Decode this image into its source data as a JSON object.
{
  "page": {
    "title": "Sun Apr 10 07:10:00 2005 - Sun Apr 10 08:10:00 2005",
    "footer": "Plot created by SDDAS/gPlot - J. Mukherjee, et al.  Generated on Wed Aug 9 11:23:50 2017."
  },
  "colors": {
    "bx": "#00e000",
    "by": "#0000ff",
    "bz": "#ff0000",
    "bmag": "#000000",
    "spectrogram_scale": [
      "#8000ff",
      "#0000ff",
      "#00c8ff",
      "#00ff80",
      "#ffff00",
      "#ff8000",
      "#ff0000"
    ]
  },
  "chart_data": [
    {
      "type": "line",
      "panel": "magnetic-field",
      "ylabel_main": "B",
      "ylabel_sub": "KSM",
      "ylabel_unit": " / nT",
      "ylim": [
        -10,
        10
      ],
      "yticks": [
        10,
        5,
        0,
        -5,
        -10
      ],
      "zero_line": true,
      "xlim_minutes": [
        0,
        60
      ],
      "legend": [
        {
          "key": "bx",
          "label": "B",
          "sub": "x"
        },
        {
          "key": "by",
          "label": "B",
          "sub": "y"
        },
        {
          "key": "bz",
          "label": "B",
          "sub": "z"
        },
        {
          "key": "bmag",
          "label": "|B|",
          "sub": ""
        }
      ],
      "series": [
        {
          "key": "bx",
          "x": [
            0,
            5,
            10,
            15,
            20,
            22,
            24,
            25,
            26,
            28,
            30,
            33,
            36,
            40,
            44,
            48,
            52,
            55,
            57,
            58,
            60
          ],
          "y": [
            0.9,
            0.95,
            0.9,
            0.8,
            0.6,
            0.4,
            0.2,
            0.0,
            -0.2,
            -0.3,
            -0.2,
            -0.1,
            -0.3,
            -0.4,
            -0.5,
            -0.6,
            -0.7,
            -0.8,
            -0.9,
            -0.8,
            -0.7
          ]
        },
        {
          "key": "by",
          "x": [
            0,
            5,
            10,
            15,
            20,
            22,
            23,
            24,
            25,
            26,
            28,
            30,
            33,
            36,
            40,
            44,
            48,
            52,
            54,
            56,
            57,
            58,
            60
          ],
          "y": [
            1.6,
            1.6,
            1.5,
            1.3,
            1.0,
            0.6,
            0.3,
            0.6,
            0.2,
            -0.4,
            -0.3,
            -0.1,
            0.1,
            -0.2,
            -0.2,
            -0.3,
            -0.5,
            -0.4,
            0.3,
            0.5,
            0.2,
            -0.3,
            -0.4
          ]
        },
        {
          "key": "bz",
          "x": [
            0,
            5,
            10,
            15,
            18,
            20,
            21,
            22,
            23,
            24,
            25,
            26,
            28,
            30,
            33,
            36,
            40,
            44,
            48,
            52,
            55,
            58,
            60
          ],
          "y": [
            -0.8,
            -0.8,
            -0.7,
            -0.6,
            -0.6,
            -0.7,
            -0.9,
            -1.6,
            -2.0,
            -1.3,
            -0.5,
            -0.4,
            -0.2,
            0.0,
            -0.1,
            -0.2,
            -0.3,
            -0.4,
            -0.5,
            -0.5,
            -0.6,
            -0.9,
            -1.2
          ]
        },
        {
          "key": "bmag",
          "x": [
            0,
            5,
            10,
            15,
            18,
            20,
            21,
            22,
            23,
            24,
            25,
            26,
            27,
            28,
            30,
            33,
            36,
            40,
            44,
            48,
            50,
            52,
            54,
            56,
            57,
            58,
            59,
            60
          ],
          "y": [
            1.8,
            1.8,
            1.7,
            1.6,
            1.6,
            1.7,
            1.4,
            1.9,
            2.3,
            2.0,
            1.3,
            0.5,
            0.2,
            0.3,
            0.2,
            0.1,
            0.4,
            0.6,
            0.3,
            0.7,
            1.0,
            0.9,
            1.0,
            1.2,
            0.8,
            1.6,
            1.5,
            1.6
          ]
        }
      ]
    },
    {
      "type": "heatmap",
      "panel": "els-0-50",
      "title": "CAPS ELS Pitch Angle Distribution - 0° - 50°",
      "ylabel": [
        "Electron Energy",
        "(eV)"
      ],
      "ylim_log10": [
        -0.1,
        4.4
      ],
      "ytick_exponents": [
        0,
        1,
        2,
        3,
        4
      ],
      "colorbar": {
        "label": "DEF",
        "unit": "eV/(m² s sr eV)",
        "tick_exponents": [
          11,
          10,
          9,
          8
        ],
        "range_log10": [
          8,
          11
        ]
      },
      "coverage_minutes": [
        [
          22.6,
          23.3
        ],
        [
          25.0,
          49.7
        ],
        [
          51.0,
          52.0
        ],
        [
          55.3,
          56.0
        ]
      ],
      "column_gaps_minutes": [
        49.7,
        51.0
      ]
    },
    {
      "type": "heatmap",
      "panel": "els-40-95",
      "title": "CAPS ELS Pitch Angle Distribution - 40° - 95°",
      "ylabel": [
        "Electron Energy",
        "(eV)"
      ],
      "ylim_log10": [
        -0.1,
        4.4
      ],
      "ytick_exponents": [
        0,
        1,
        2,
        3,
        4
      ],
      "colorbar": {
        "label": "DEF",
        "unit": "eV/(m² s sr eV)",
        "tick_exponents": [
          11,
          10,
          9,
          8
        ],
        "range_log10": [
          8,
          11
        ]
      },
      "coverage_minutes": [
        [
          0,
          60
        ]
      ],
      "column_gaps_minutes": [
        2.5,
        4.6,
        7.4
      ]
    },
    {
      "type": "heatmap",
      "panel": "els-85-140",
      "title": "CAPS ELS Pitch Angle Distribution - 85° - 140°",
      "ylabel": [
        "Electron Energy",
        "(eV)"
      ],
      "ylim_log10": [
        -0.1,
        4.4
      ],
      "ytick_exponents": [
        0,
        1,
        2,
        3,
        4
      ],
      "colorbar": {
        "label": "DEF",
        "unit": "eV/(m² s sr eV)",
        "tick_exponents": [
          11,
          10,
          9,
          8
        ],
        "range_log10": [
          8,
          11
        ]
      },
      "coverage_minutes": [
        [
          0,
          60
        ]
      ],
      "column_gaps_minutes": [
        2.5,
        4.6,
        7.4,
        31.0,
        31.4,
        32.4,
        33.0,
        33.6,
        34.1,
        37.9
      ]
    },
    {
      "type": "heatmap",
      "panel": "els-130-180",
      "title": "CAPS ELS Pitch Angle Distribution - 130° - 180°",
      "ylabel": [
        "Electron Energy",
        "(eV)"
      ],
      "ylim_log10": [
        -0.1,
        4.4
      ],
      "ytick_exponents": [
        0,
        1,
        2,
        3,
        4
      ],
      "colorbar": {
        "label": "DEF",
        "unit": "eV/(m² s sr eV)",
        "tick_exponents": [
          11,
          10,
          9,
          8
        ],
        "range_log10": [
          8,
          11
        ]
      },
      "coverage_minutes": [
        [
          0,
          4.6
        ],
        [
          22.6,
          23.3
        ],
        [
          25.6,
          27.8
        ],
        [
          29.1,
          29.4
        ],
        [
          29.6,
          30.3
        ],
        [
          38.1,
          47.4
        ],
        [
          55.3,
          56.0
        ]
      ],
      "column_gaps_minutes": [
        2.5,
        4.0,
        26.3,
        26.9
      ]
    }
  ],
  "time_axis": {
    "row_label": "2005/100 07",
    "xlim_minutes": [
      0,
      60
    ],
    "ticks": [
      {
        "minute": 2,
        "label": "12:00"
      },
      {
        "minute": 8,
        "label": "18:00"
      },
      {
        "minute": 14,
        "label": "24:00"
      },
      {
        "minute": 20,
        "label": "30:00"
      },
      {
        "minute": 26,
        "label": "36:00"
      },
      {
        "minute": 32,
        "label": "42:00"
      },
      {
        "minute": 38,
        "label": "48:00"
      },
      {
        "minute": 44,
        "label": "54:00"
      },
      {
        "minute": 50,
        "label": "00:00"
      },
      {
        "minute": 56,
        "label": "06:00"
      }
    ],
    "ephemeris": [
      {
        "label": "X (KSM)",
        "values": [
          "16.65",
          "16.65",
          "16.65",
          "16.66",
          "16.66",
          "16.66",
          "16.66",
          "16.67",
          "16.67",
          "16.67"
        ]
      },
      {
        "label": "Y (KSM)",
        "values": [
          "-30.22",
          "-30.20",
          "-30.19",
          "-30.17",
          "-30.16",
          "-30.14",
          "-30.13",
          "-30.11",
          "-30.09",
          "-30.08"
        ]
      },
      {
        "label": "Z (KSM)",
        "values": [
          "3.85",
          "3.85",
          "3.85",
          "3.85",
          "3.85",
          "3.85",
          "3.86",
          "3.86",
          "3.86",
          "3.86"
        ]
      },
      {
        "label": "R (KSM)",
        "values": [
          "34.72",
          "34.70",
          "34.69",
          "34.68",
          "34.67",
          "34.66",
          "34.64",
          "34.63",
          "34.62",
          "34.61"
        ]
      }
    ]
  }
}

▬▬▬

• **Task to carry out**:
Every line containing the string "Distribution" must be listed.

• **Task solution**:
      "title": "CAPS ELS Pitch Angle Distribution - 0° - 50°",
      "title": "CAPS ELS Pitch Angle Distribution - 40° - 95°",
      "title": "CAPS ELS Pitch Angle Distribution - 85° - 140°",
      "title": "CAPS ELS Pitch Angle Distribution - 130° - 180°",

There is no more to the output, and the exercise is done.